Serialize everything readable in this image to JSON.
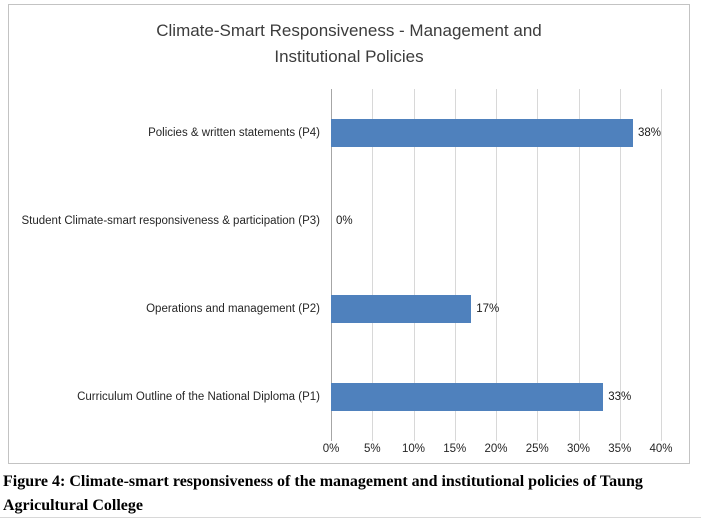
{
  "chart_data": {
    "type": "bar",
    "orientation": "horizontal",
    "title": "Climate-Smart Responsiveness - Management and Institutional Policies",
    "title_lines": [
      "Climate-Smart Responsiveness - Management and",
      "Institutional Policies"
    ],
    "categories": [
      "Policies & written statements (P4)",
      "Student Climate-smart responsiveness & participation (P3)",
      "Operations and management (P2)",
      "Curriculum Outline of the National Diploma (P1)"
    ],
    "values": [
      38,
      0,
      17,
      33
    ],
    "data_labels": [
      "38%",
      "0%",
      "17%",
      "33%"
    ],
    "x_ticks": [
      "0%",
      "5%",
      "10%",
      "15%",
      "20%",
      "25%",
      "30%",
      "35%",
      "40%"
    ],
    "xlim": [
      0,
      40
    ],
    "xlabel": "",
    "ylabel": "",
    "grid": true,
    "legend": false,
    "bar_color": "#4f81bd"
  },
  "caption": "Figure 4: Climate-smart responsiveness of the management and institutional policies of Taung Agricultural College"
}
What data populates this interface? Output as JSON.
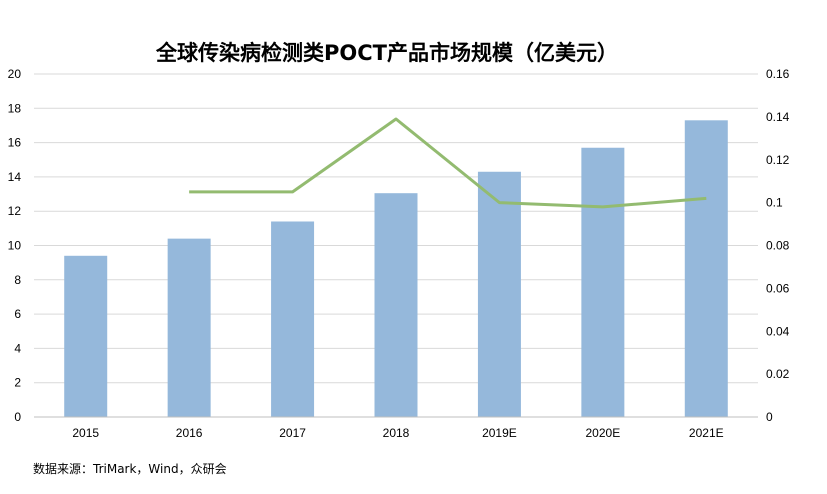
{
  "chart_data": {
    "type": "bar",
    "title": "全球传染病检测类POCT产品市场规模（亿美元）",
    "categories": [
      "2015",
      "2016",
      "2017",
      "2018",
      "2019E",
      "2020E",
      "2021E"
    ],
    "series": [
      {
        "type": "bar",
        "axis": "left",
        "color": "#95b8db",
        "values": [
          9.4,
          10.4,
          11.4,
          13.05,
          14.3,
          15.7,
          17.3
        ]
      },
      {
        "type": "line",
        "axis": "right",
        "color": "#93bb70",
        "values": [
          null,
          0.105,
          0.105,
          0.139,
          0.1,
          0.098,
          0.102
        ]
      }
    ],
    "y_left": {
      "min": 0,
      "max": 20,
      "ticks": [
        "0",
        "2",
        "4",
        "6",
        "8",
        "10",
        "12",
        "14",
        "16",
        "18",
        "20"
      ]
    },
    "y_right": {
      "min": 0,
      "max": 0.16,
      "ticks": [
        "0",
        "0.02",
        "0.04",
        "0.06",
        "0.08",
        "0.1",
        "0.12",
        "0.14",
        "0.16"
      ]
    },
    "grid": "horizontal",
    "gridColor": "#d9d9d9"
  },
  "source": "数据来源：TriMark，Wind，众研会"
}
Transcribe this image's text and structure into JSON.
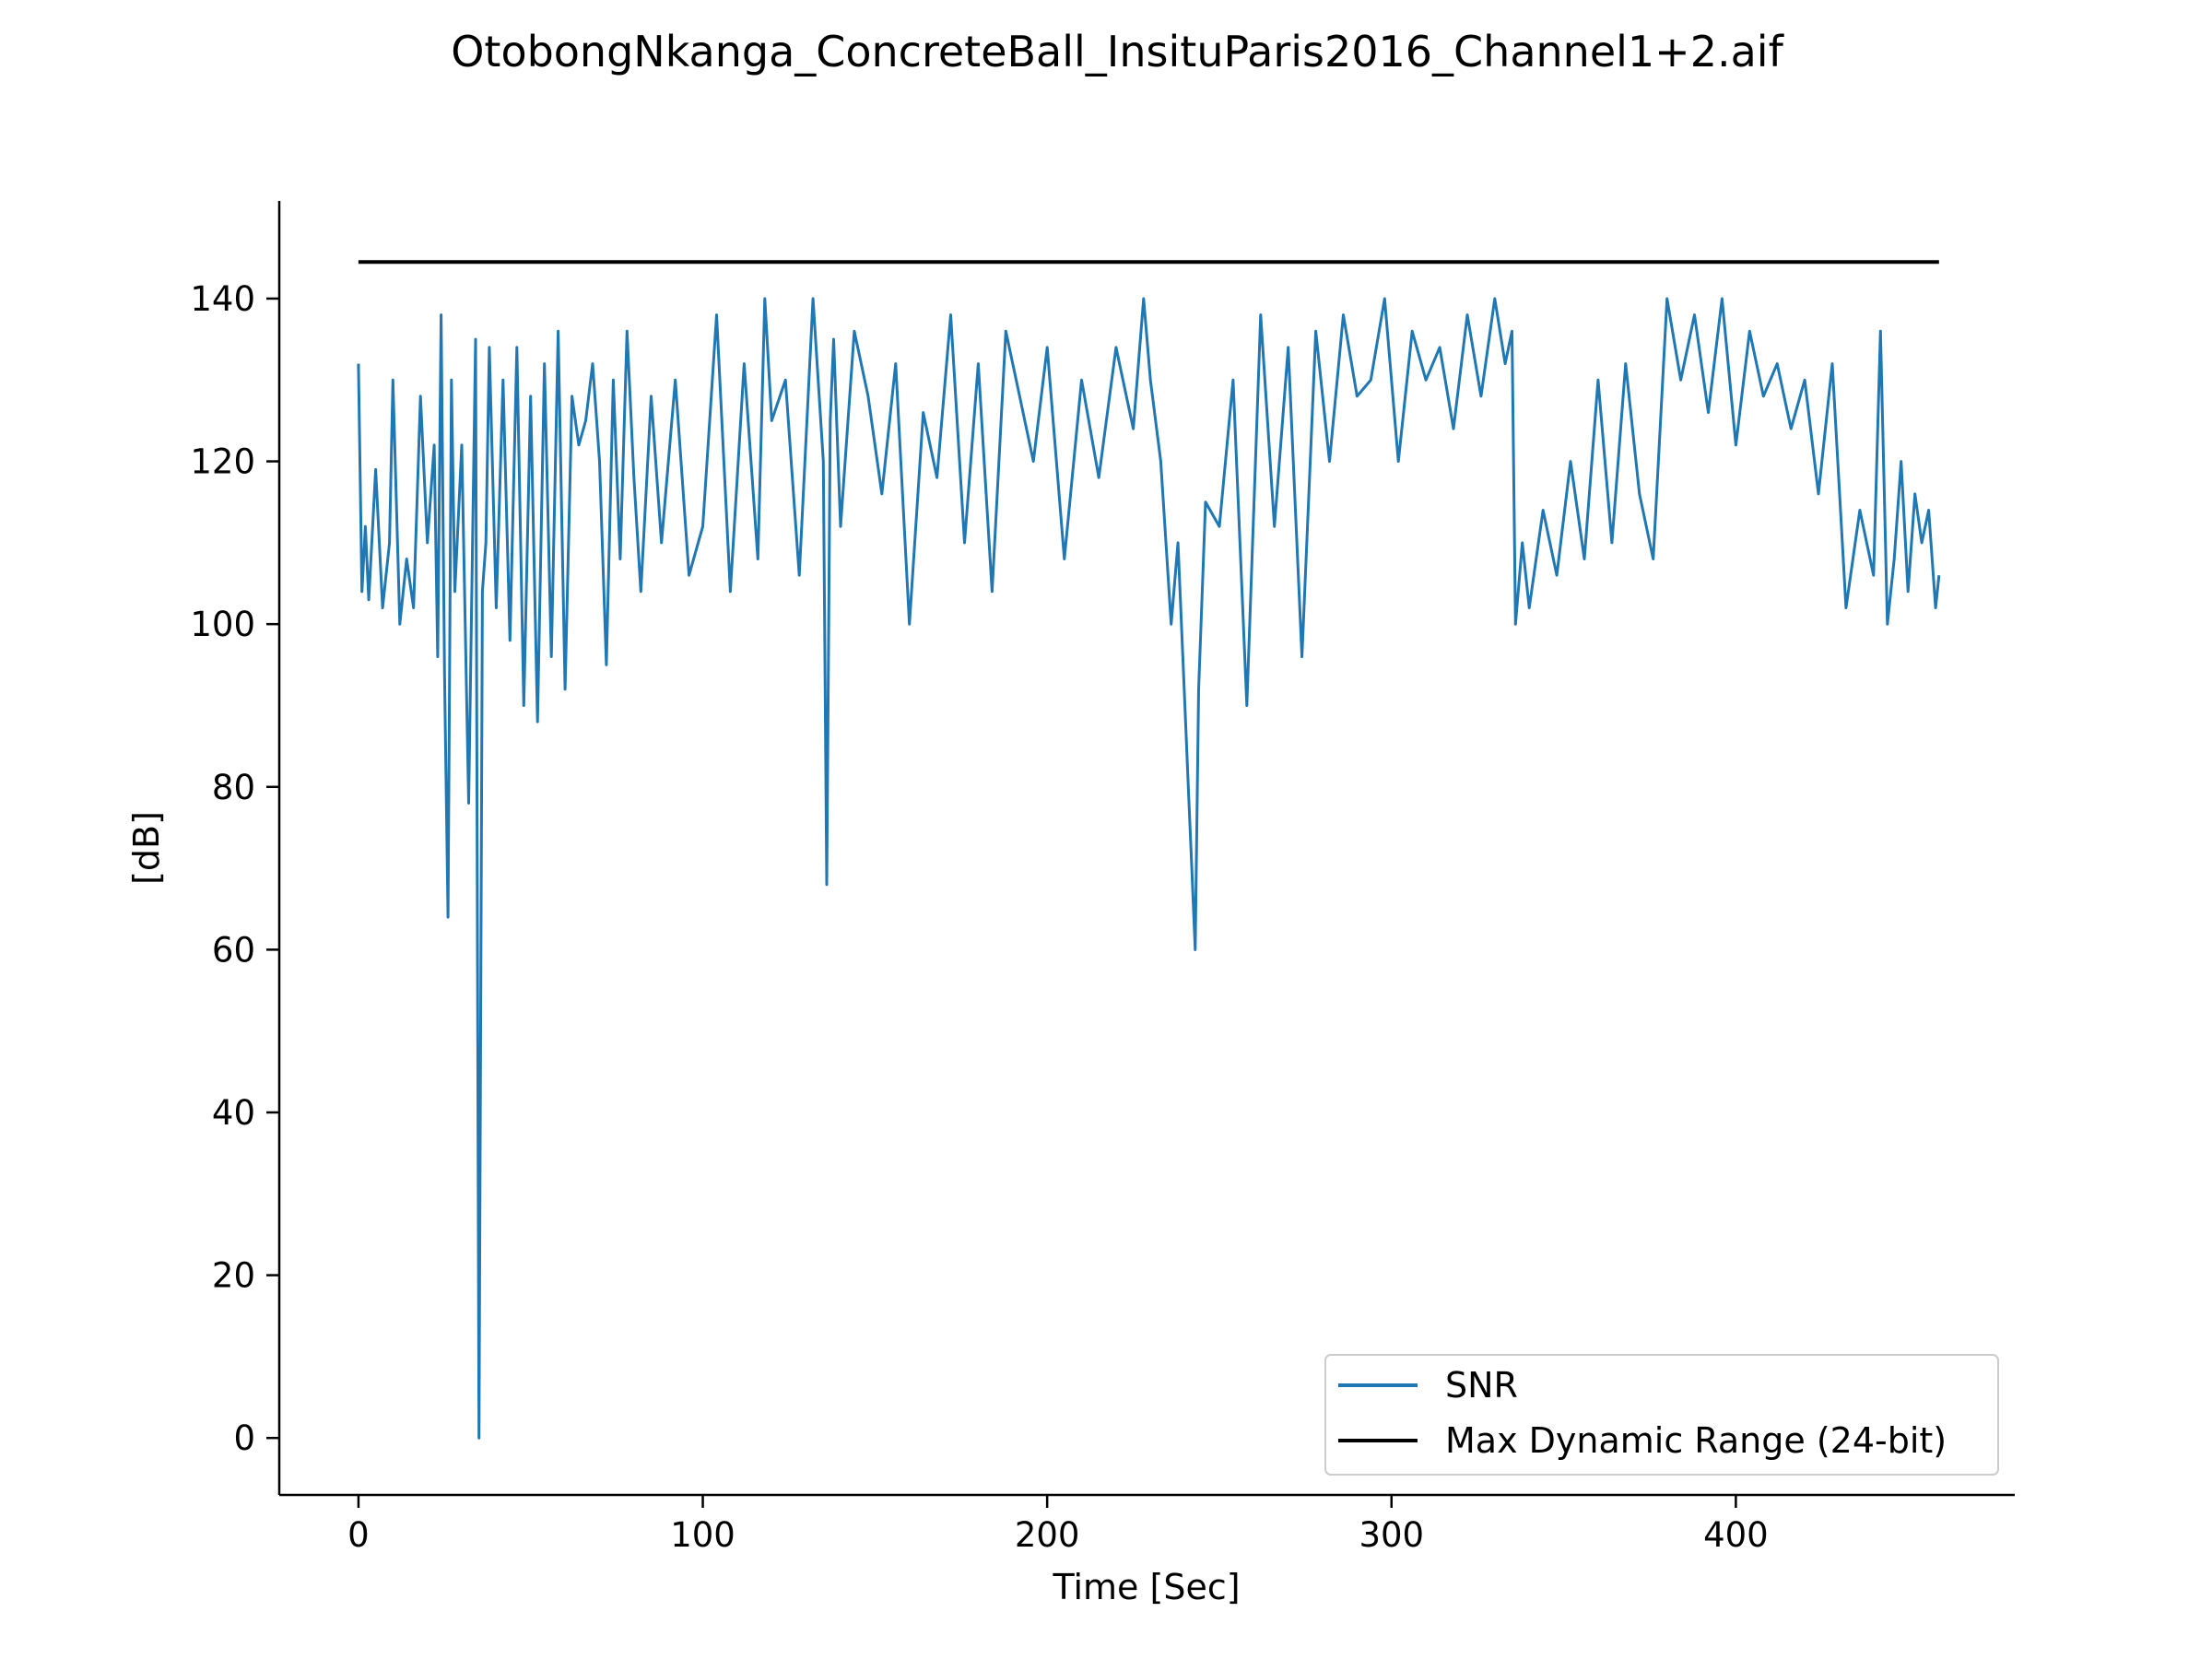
{
  "chart_data": {
    "type": "line",
    "title": "OtobongNkanga_ConcreteBall_InsituParis2016_Channel1+2.aif",
    "xlabel": "Time [Sec]",
    "ylabel": "[dB]",
    "xlim": [
      -23,
      481
    ],
    "ylim": [
      -7,
      152
    ],
    "xticks": [
      0,
      100,
      200,
      300,
      400
    ],
    "yticks": [
      0,
      20,
      40,
      60,
      80,
      100,
      120,
      140
    ],
    "grid": false,
    "legend": "lower-right",
    "series": [
      {
        "name": "SNR",
        "color": "#1f77b4",
        "x": [
          0,
          1,
          2,
          3,
          5,
          7,
          9,
          10,
          12,
          14,
          16,
          18,
          20,
          22,
          23,
          24,
          25,
          26,
          27,
          28,
          30,
          32,
          34,
          35,
          36,
          37,
          38,
          40,
          42,
          44,
          46,
          48,
          50,
          52,
          54,
          56,
          58,
          60,
          62,
          64,
          66,
          68,
          70,
          72,
          74,
          76,
          78,
          80,
          82,
          85,
          88,
          92,
          96,
          100,
          104,
          108,
          112,
          116,
          118,
          120,
          124,
          128,
          132,
          135,
          136,
          137,
          138,
          140,
          144,
          148,
          152,
          156,
          160,
          164,
          168,
          172,
          176,
          180,
          184,
          188,
          192,
          196,
          200,
          205,
          210,
          215,
          220,
          225,
          228,
          230,
          233,
          236,
          238,
          240,
          241,
          242,
          243,
          244,
          246,
          250,
          254,
          258,
          262,
          266,
          270,
          274,
          278,
          282,
          286,
          290,
          294,
          298,
          302,
          306,
          310,
          314,
          318,
          322,
          326,
          330,
          333,
          335,
          336,
          338,
          340,
          344,
          348,
          352,
          356,
          360,
          364,
          368,
          372,
          376,
          380,
          384,
          388,
          392,
          396,
          400,
          404,
          408,
          412,
          416,
          420,
          424,
          428,
          432,
          436,
          440,
          442,
          444,
          446,
          448,
          450,
          452,
          454,
          456,
          458,
          459
        ],
        "y": [
          132,
          104,
          112,
          103,
          119,
          102,
          110,
          130,
          100,
          108,
          102,
          128,
          110,
          122,
          96,
          138,
          94,
          64,
          130,
          104,
          122,
          78,
          135,
          0,
          104,
          110,
          134,
          102,
          130,
          98,
          134,
          90,
          128,
          88,
          132,
          96,
          136,
          92,
          128,
          122,
          125,
          132,
          120,
          95,
          130,
          108,
          136,
          118,
          104,
          128,
          110,
          130,
          106,
          112,
          138,
          104,
          132,
          108,
          140,
          125,
          130,
          106,
          140,
          120,
          68,
          125,
          135,
          112,
          136,
          128,
          116,
          132,
          100,
          126,
          118,
          138,
          110,
          132,
          104,
          136,
          128,
          120,
          134,
          108,
          130,
          118,
          134,
          124,
          140,
          130,
          120,
          100,
          110,
          90,
          80,
          70,
          60,
          92,
          115,
          112,
          130,
          90,
          138,
          112,
          134,
          96,
          136,
          120,
          138,
          128,
          130,
          140,
          120,
          136,
          130,
          134,
          124,
          138,
          128,
          140,
          132,
          136,
          100,
          110,
          102,
          114,
          106,
          120,
          108,
          130,
          110,
          132,
          116,
          108,
          140,
          130,
          138,
          126,
          140,
          122,
          136,
          128,
          132,
          124,
          130,
          116,
          132,
          102,
          114,
          106,
          136,
          100,
          108,
          120,
          104,
          116,
          110,
          114,
          102,
          106
        ]
      },
      {
        "name": "Max Dynamic Range (24-bit)",
        "color": "#000000",
        "x": [
          0,
          459
        ],
        "y": [
          144.5,
          144.5
        ]
      }
    ]
  }
}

# Aim
Give the number of lines in the records that contain the string "this", with no other output.

# Answer to the task
3